Problem.
Without skipping anything, write out each record below exactly.
.....
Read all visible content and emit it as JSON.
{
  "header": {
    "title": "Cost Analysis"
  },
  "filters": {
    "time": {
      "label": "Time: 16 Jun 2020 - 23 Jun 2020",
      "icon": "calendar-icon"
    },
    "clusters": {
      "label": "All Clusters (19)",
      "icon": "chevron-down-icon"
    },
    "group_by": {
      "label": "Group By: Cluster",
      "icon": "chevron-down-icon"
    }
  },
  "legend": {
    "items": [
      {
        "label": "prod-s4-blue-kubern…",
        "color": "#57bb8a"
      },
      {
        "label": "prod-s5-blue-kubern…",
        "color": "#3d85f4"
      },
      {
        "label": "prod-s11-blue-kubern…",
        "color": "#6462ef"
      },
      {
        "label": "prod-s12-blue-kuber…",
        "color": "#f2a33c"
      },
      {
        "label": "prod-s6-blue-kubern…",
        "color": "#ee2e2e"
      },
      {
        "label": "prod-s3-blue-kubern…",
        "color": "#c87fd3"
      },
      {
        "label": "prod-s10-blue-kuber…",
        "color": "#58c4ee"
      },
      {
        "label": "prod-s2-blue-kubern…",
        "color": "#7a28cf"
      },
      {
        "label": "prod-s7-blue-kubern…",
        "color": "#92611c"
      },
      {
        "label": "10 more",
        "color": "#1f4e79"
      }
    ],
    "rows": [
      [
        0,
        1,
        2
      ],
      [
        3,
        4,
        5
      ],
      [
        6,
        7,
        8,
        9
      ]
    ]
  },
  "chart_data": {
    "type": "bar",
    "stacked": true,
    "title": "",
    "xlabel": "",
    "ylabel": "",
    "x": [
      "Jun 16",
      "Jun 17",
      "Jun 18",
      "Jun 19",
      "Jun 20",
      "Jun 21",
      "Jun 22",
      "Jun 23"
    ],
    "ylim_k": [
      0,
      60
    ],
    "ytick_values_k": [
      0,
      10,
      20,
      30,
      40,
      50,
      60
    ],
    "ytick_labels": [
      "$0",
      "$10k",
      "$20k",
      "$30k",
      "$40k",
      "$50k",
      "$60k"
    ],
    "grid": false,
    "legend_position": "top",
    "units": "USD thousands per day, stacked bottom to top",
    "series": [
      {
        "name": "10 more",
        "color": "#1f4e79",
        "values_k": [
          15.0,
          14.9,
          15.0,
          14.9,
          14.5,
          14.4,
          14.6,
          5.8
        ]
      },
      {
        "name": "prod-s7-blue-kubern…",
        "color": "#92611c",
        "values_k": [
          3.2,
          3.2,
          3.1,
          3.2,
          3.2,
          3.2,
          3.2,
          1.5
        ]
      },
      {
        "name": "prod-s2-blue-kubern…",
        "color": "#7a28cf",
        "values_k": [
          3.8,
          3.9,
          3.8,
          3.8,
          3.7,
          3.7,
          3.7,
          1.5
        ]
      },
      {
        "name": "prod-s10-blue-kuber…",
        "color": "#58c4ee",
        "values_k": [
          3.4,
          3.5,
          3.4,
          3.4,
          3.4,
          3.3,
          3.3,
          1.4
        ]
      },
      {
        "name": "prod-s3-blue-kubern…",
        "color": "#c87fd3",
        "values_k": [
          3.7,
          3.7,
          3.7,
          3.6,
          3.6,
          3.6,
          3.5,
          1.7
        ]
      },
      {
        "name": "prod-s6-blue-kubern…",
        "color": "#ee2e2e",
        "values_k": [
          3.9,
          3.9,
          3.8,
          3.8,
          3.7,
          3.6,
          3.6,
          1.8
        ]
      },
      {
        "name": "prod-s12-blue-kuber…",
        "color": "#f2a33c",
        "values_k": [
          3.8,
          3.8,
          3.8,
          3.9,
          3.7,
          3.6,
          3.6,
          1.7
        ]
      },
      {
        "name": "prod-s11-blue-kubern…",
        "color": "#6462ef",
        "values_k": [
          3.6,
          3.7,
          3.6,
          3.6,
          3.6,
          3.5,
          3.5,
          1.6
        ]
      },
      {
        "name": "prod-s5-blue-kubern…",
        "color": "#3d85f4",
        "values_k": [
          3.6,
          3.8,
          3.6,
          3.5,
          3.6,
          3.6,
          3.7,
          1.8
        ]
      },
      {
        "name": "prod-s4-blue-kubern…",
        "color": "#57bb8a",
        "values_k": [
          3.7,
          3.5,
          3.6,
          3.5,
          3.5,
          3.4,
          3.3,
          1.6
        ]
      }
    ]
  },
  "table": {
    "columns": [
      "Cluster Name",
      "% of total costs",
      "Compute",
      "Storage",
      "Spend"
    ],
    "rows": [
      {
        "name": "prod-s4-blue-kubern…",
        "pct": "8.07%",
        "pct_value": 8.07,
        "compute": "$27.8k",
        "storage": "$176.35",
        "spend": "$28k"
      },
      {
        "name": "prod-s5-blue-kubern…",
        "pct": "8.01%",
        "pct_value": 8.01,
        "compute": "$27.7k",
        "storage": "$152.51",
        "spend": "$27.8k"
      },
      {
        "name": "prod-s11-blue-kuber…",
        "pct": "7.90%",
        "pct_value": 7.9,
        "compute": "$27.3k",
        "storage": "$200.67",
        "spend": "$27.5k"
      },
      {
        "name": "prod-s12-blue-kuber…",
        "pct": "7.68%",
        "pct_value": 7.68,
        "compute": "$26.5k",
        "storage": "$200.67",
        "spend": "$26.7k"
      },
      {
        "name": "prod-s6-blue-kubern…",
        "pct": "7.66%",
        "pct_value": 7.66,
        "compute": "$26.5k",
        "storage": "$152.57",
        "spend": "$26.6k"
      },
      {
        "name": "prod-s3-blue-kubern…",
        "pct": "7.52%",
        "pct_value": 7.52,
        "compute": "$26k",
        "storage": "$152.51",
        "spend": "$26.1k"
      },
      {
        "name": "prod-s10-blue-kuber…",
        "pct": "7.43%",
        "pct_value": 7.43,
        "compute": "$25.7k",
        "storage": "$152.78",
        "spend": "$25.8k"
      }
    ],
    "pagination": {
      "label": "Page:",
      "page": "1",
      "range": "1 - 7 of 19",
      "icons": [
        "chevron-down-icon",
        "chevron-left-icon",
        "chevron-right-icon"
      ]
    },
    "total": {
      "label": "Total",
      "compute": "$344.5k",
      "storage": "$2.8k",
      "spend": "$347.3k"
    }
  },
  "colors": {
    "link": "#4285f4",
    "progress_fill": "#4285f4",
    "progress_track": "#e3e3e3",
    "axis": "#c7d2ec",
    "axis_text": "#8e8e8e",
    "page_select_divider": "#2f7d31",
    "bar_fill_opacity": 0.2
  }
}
.....
Task result.
Read all visible content and emit it as JSON.
{
  "header": {
    "title": "Cost Analysis"
  },
  "filters": {
    "time": {
      "label": "Time: 16 Jun 2020 - 23 Jun 2020",
      "icon": "calendar-icon"
    },
    "clusters": {
      "label": "All Clusters (19)",
      "icon": "chevron-down-icon"
    },
    "group_by": {
      "label": "Group By: Cluster",
      "icon": "chevron-down-icon"
    }
  },
  "legend": {
    "items": [
      {
        "label": "prod-s4-blue-kubern…",
        "color": "#57bb8a"
      },
      {
        "label": "prod-s5-blue-kubern…",
        "color": "#3d85f4"
      },
      {
        "label": "prod-s11-blue-kubern…",
        "color": "#6462ef"
      },
      {
        "label": "prod-s12-blue-kuber…",
        "color": "#f2a33c"
      },
      {
        "label": "prod-s6-blue-kubern…",
        "color": "#ee2e2e"
      },
      {
        "label": "prod-s3-blue-kubern…",
        "color": "#c87fd3"
      },
      {
        "label": "prod-s10-blue-kuber…",
        "color": "#58c4ee"
      },
      {
        "label": "prod-s2-blue-kubern…",
        "color": "#7a28cf"
      },
      {
        "label": "prod-s7-blue-kubern…",
        "color": "#92611c"
      },
      {
        "label": "10 more",
        "color": "#1f4e79"
      }
    ],
    "rows": [
      [
        0,
        1,
        2
      ],
      [
        3,
        4,
        5
      ],
      [
        6,
        7,
        8,
        9
      ]
    ]
  },
  "chart_data": {
    "type": "bar",
    "stacked": true,
    "title": "",
    "xlabel": "",
    "ylabel": "",
    "x": [
      "Jun 16",
      "Jun 17",
      "Jun 18",
      "Jun 19",
      "Jun 20",
      "Jun 21",
      "Jun 22",
      "Jun 23"
    ],
    "ylim_k": [
      0,
      60
    ],
    "ytick_values_k": [
      0,
      10,
      20,
      30,
      40,
      50,
      60
    ],
    "ytick_labels": [
      "$0",
      "$10k",
      "$20k",
      "$30k",
      "$40k",
      "$50k",
      "$60k"
    ],
    "grid": false,
    "legend_position": "top",
    "units": "USD thousands per day, stacked bottom to top",
    "series": [
      {
        "name": "10 more",
        "color": "#1f4e79",
        "values_k": [
          15.0,
          14.9,
          15.0,
          14.9,
          14.5,
          14.4,
          14.6,
          5.8
        ]
      },
      {
        "name": "prod-s7-blue-kubern…",
        "color": "#92611c",
        "values_k": [
          3.2,
          3.2,
          3.1,
          3.2,
          3.2,
          3.2,
          3.2,
          1.5
        ]
      },
      {
        "name": "prod-s2-blue-kubern…",
        "color": "#7a28cf",
        "values_k": [
          3.8,
          3.9,
          3.8,
          3.8,
          3.7,
          3.7,
          3.7,
          1.5
        ]
      },
      {
        "name": "prod-s10-blue-kuber…",
        "color": "#58c4ee",
        "values_k": [
          3.4,
          3.5,
          3.4,
          3.4,
          3.4,
          3.3,
          3.3,
          1.4
        ]
      },
      {
        "name": "prod-s3-blue-kubern…",
        "color": "#c87fd3",
        "values_k": [
          3.7,
          3.7,
          3.7,
          3.6,
          3.6,
          3.6,
          3.5,
          1.7
        ]
      },
      {
        "name": "prod-s6-blue-kubern…",
        "color": "#ee2e2e",
        "values_k": [
          3.9,
          3.9,
          3.8,
          3.8,
          3.7,
          3.6,
          3.6,
          1.8
        ]
      },
      {
        "name": "prod-s12-blue-kuber…",
        "color": "#f2a33c",
        "values_k": [
          3.8,
          3.8,
          3.8,
          3.9,
          3.7,
          3.6,
          3.6,
          1.7
        ]
      },
      {
        "name": "prod-s11-blue-kubern…",
        "color": "#6462ef",
        "values_k": [
          3.6,
          3.7,
          3.6,
          3.6,
          3.6,
          3.5,
          3.5,
          1.6
        ]
      },
      {
        "name": "prod-s5-blue-kubern…",
        "color": "#3d85f4",
        "values_k": [
          3.6,
          3.8,
          3.6,
          3.5,
          3.6,
          3.6,
          3.7,
          1.8
        ]
      },
      {
        "name": "prod-s4-blue-kubern…",
        "color": "#57bb8a",
        "values_k": [
          3.7,
          3.5,
          3.6,
          3.5,
          3.5,
          3.4,
          3.3,
          1.6
        ]
      }
    ]
  },
  "table": {
    "columns": [
      "Cluster Name",
      "% of total costs",
      "Compute",
      "Storage",
      "Spend"
    ],
    "rows": [
      {
        "name": "prod-s4-blue-kubern…",
        "pct": "8.07%",
        "pct_value": 8.07,
        "compute": "$27.8k",
        "storage": "$176.35",
        "spend": "$28k"
      },
      {
        "name": "prod-s5-blue-kubern…",
        "pct": "8.01%",
        "pct_value": 8.01,
        "compute": "$27.7k",
        "storage": "$152.51",
        "spend": "$27.8k"
      },
      {
        "name": "prod-s11-blue-kuber…",
        "pct": "7.90%",
        "pct_value": 7.9,
        "compute": "$27.3k",
        "storage": "$200.67",
        "spend": "$27.5k"
      },
      {
        "name": "prod-s12-blue-kuber…",
        "pct": "7.68%",
        "pct_value": 7.68,
        "compute": "$26.5k",
        "storage": "$200.67",
        "spend": "$26.7k"
      },
      {
        "name": "prod-s6-blue-kubern…",
        "pct": "7.66%",
        "pct_value": 7.66,
        "compute": "$26.5k",
        "storage": "$152.57",
        "spend": "$26.6k"
      },
      {
        "name": "prod-s3-blue-kubern…",
        "pct": "7.52%",
        "pct_value": 7.52,
        "compute": "$26k",
        "storage": "$152.51",
        "spend": "$26.1k"
      },
      {
        "name": "prod-s10-blue-kuber…",
        "pct": "7.43%",
        "pct_value": 7.43,
        "compute": "$25.7k",
        "storage": "$152.78",
        "spend": "$25.8k"
      }
    ],
    "pagination": {
      "label": "Page:",
      "page": "1",
      "range": "1 - 7 of 19",
      "icons": [
        "chevron-down-icon",
        "chevron-left-icon",
        "chevron-right-icon"
      ]
    },
    "total": {
      "label": "Total",
      "compute": "$344.5k",
      "storage": "$2.8k",
      "spend": "$347.3k"
    }
  },
  "colors": {
    "link": "#4285f4",
    "progress_fill": "#4285f4",
    "progress_track": "#e3e3e3",
    "axis": "#c7d2ec",
    "axis_text": "#8e8e8e",
    "page_select_divider": "#2f7d31",
    "bar_fill_opacity": 0.2
  }
}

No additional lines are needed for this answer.